To do:
1. In the news report on the battle at Gaza's Al-Shifa hospital, where did Israel send its spy chief, and for what purpose?
2. Continue the news report on the fighting at Gaza's Al-Shifa hospital, starting after its final sentence.

Extract provided:
Agence France-Presse
Battle rages at Gaza hospital as UN reports 'catastrophic' hunger
Palestinian children receive cooked food rations as part of a volunteer youth initiative in Rafah in the southern Gaza Strip, on March 5, 2024, amid widespread hunger in the besieged Palestinian territory as the conflict between Israel and the Palestinian militant group Hamas continues.
AFP / Mohammed Abed

PALESTINIAN TERRITORIES — Fighting raged Monday in and around the besieged Gaza Strip's largest hospital complex where Israel said its forces killed and arrested Hamas militants, as Palestinians fled by foot under heavy bombardment.

The United States separately said Israel had killed the deputy leader of Hamas's armed wing, making him the most senior militant killed inside the territory during the war.

While the raid at Gaza City's Al-Shifa hospital was underway, Israel sent its spy chief to Qatar for renewed truce talks and top ally the United States urged an "alternative" to a looming ground invasion of the southern city of Rafah.

Given records:
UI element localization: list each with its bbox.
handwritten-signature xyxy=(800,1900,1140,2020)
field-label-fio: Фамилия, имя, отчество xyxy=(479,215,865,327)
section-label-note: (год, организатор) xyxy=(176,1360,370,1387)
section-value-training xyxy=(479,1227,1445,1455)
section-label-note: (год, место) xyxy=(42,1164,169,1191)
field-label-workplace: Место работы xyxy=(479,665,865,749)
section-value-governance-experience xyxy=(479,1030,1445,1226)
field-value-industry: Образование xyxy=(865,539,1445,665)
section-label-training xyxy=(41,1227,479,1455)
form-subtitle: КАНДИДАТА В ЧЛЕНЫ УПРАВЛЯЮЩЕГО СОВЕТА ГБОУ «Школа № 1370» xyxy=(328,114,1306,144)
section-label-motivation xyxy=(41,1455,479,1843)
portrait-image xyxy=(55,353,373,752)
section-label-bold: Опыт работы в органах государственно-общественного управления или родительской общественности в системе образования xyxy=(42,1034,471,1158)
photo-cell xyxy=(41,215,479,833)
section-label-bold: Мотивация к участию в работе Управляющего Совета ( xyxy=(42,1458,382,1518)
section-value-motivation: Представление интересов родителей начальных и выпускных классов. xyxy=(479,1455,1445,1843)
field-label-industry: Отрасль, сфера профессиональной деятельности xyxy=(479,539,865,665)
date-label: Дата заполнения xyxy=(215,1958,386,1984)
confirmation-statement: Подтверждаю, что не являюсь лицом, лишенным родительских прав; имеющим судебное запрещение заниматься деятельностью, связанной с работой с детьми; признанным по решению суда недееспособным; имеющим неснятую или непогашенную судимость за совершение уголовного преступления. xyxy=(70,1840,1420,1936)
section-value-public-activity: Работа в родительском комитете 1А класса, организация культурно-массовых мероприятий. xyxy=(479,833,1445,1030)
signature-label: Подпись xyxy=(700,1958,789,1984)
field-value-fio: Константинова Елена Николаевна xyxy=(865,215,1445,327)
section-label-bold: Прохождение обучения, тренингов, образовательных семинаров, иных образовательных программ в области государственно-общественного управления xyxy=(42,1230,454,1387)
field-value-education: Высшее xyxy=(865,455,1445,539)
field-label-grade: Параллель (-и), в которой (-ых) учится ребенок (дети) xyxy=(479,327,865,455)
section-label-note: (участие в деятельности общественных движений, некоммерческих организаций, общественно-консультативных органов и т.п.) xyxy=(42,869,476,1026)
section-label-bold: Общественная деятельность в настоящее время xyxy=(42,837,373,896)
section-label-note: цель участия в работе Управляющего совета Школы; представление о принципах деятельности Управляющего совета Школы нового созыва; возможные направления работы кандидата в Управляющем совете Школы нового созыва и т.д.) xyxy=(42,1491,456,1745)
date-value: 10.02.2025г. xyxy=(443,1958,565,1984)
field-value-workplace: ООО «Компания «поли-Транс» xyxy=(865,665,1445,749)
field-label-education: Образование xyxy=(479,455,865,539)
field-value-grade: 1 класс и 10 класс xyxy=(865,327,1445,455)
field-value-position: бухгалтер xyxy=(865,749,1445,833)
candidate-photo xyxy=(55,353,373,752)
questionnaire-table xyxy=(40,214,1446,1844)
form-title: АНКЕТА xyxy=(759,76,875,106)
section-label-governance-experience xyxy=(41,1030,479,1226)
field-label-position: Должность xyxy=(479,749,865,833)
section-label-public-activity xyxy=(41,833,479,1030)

Task-by-task outputs:
1. To Qatar, for renewed truce talks.

2.
The devastating war since Hamas's October 7 attack on Israel has left roughly half of Gazans -- around 1.1 million people -- experiencing "catastrophic" hunger, a UN-backed food security assessment warned.

The expert report is "exhibit A for the need for an immediate humanitarian ceasefire", said United Nations Secretary-General Antonio Guterres, decrying an "entirely man-made disaster".

Gaza's soaring civilian death toll and large-scale destruction have hardened global opposition to Israel's military operation and siege, including accusations of deliberate starvation of Palestinian civilians.

Israeli Prime Minister Benjamin Netanyahu, however, has not softened his war objectives.

In a phone call with United States President Joe Biden, Netanyahu reiterated a commitment "to achieving all of the war's objectives" -- eliminating Hamas, freeing all hostages and "ensuring that Gaza will never present a threat to Israel", his office said.

European Union foreign policy chief Josep Borrell said Israel's military campaign had turned Gaza into the world's biggest "open-air graveyard", and that Israel was using famine as a "weapon of war".

Foreign Minister Israel Katz countered that "Israel allows extensive humanitarian aid into Gaza" and accused Borrell of "attacking Israel".

With tensions rising between Israel and the United States over the war's impact on civilians, Biden and Netanyahu spoke for the first time in over a month.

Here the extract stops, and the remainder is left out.